__WHAT IS ASKED__: Exactly as written, retype the listing below, omitting the pictures.

__RECORDED INFORMATION__:
......

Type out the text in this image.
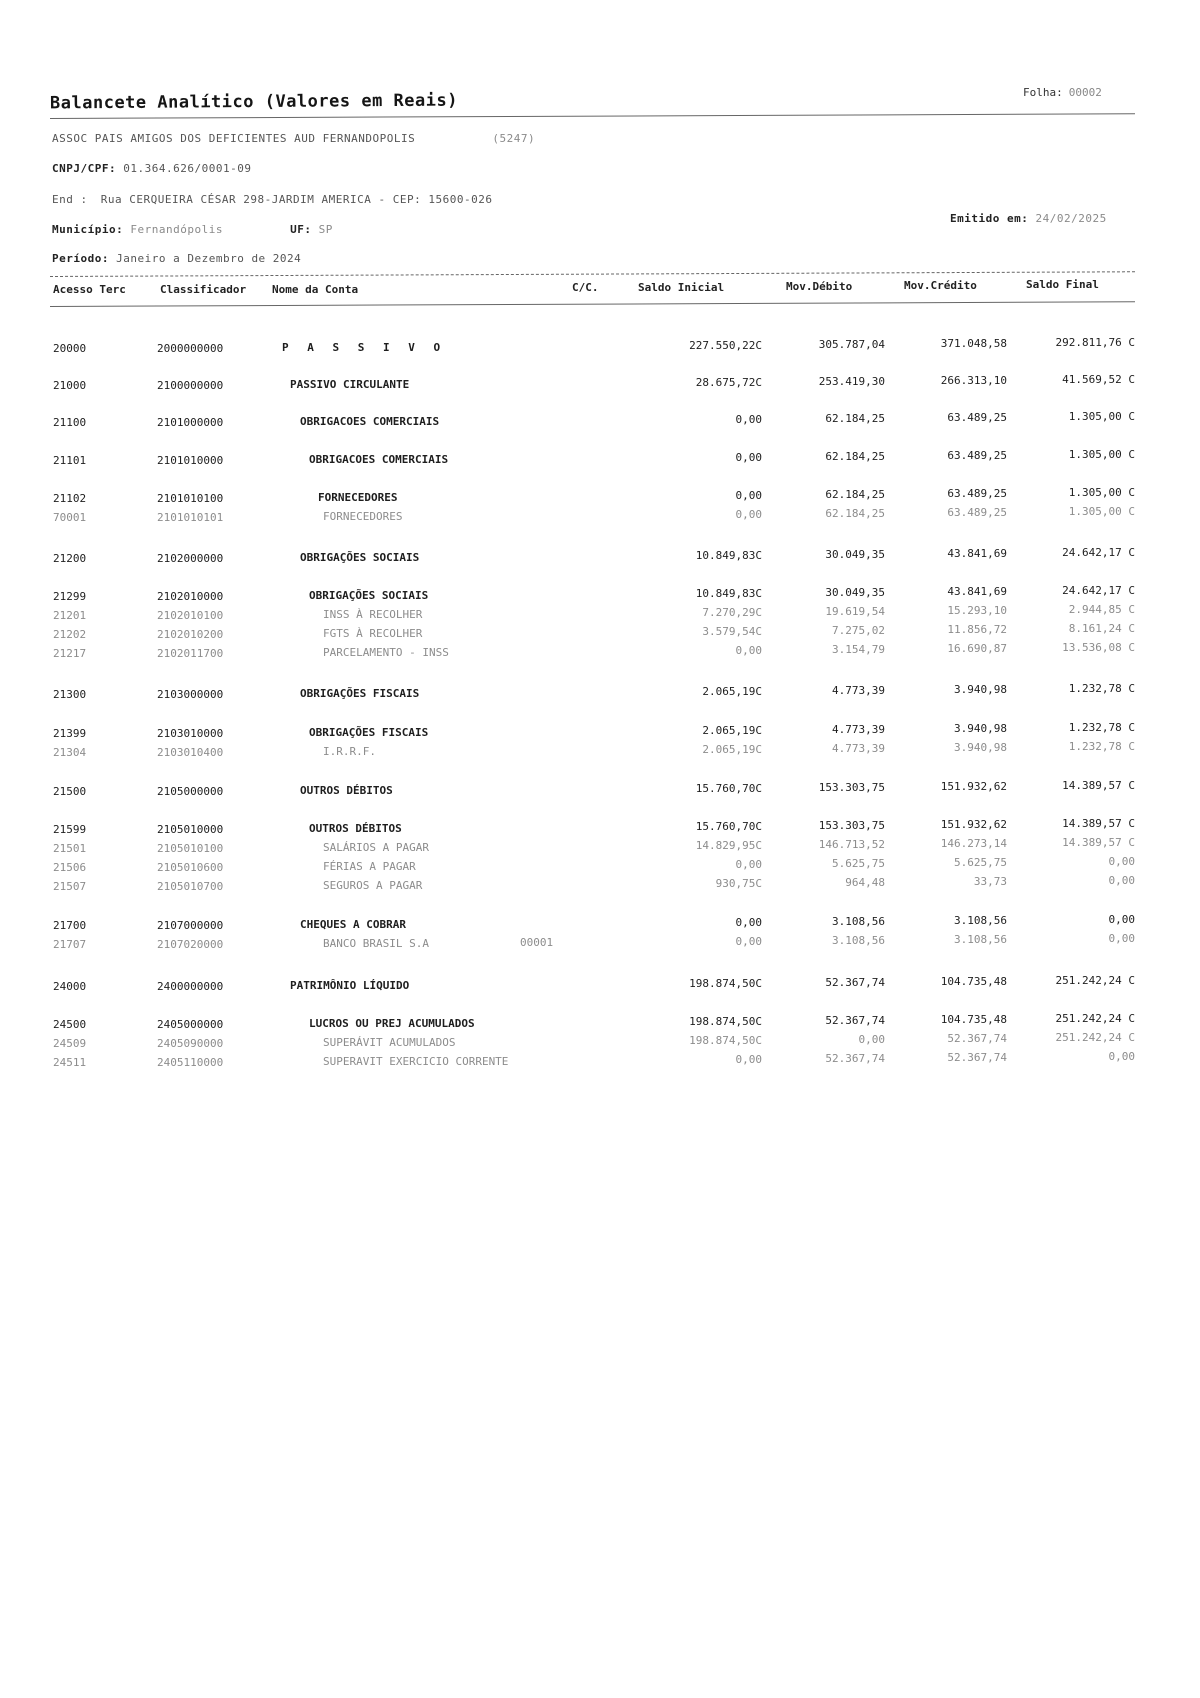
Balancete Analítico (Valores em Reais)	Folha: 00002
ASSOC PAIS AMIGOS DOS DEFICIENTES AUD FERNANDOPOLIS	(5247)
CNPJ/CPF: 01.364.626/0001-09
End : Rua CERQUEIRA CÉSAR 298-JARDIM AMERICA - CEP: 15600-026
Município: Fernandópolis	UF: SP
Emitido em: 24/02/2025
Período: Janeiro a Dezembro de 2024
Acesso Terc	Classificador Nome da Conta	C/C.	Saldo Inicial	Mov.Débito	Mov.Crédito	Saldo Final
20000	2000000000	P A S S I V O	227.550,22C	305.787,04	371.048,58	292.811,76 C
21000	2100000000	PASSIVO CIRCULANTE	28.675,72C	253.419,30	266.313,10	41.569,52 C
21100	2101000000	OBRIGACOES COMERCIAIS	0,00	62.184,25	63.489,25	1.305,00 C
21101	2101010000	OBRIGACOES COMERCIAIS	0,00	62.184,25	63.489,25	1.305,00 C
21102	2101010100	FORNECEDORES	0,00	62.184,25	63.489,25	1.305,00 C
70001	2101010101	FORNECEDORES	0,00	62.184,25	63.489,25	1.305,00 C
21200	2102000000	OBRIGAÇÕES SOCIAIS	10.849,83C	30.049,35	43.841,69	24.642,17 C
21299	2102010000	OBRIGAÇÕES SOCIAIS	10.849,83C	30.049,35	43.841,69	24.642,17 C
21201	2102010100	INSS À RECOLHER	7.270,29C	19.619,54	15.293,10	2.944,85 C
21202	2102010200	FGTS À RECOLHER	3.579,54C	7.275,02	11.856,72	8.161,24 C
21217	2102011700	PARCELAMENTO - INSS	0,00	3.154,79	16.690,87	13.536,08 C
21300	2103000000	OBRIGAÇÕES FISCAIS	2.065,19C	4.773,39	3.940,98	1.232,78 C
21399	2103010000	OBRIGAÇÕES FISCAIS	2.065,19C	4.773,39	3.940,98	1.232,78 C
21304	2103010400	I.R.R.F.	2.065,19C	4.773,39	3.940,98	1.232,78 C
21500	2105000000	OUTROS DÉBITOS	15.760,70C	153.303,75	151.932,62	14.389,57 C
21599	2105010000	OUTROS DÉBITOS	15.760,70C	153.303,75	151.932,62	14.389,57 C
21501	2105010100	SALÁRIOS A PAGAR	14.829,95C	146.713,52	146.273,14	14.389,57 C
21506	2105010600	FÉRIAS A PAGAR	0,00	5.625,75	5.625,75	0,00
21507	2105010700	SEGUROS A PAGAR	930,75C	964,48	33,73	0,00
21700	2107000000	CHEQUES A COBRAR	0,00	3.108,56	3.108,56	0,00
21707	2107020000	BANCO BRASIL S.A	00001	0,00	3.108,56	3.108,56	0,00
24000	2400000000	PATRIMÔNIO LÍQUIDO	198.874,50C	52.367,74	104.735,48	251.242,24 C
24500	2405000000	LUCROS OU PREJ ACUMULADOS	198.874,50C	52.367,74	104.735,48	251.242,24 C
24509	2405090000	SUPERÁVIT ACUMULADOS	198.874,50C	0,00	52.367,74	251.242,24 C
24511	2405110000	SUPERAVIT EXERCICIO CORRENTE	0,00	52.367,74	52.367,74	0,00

......

__SOLUTION BELOW__:
Type out the text in this image.
Balancete Analítico (Valores em Reais)	Folha: 00002
ASSOC PAIS AMIGOS DOS DEFICIENTES AUD FERNANDOPOLIS	(5247)
CNPJ/CPF: 01.364.626/0001-09
End : Rua CERQUEIRA CÉSAR 298-JARDIM AMERICA - CEP: 15600-026
Município: Fernandópolis	UF: SP
Emitido em: 24/02/2025
Período: Janeiro a Dezembro de 2024
Acesso Terc	Classificador Nome da Conta	C/C.	Saldo Inicial	Mov.Débito	Mov.Crédito	Saldo Final
20000	2000000000	P A S S I V O	227.550,22C	305.787,04	371.048,58	292.811,76 C
21000	2100000000	PASSIVO CIRCULANTE	28.675,72C	253.419,30	266.313,10	41.569,52 C
21100	2101000000	OBRIGACOES COMERCIAIS	0,00	62.184,25	63.489,25	1.305,00 C
21101	2101010000	OBRIGACOES COMERCIAIS	0,00	62.184,25	63.489,25	1.305,00 C
21102	2101010100	FORNECEDORES	0,00	62.184,25	63.489,25	1.305,00 C
70001	2101010101	FORNECEDORES	0,00	62.184,25	63.489,25	1.305,00 C
21200	2102000000	OBRIGAÇÕES SOCIAIS	10.849,83C	30.049,35	43.841,69	24.642,17 C
21299	2102010000	OBRIGAÇÕES SOCIAIS	10.849,83C	30.049,35	43.841,69	24.642,17 C
21201	2102010100	INSS À RECOLHER	7.270,29C	19.619,54	15.293,10	2.944,85 C
21202	2102010200	FGTS À RECOLHER	3.579,54C	7.275,02	11.856,72	8.161,24 C
21217	2102011700	PARCELAMENTO - INSS	0,00	3.154,79	16.690,87	13.536,08 C
21300	2103000000	OBRIGAÇÕES FISCAIS	2.065,19C	4.773,39	3.940,98	1.232,78 C
21399	2103010000	OBRIGAÇÕES FISCAIS	2.065,19C	4.773,39	3.940,98	1.232,78 C
21304	2103010400	I.R.R.F.	2.065,19C	4.773,39	3.940,98	1.232,78 C
21500	2105000000	OUTROS DÉBITOS	15.760,70C	153.303,75	151.932,62	14.389,57 C
21599	2105010000	OUTROS DÉBITOS	15.760,70C	153.303,75	151.932,62	14.389,57 C
21501	2105010100	SALÁRIOS A PAGAR	14.829,95C	146.713,52	146.273,14	14.389,57 C
21506	2105010600	FÉRIAS A PAGAR	0,00	5.625,75	5.625,75	0,00
21507	2105010700	SEGUROS A PAGAR	930,75C	964,48	33,73	0,00
21700	2107000000	CHEQUES A COBRAR	0,00	3.108,56	3.108,56	0,00
21707	2107020000	BANCO BRASIL S.A	00001	0,00	3.108,56	3.108,56	0,00
24000	2400000000	PATRIMÔNIO LÍQUIDO	198.874,50C	52.367,74	104.735,48	251.242,24 C
24500	2405000000	LUCROS OU PREJ ACUMULADOS	198.874,50C	52.367,74	104.735,48	251.242,24 C
24509	2405090000	SUPERÁVIT ACUMULADOS	198.874,50C	0,00	52.367,74	251.242,24 C
24511	2405110000	SUPERAVIT EXERCICIO CORRENTE	0,00	52.367,74	52.367,74	0,00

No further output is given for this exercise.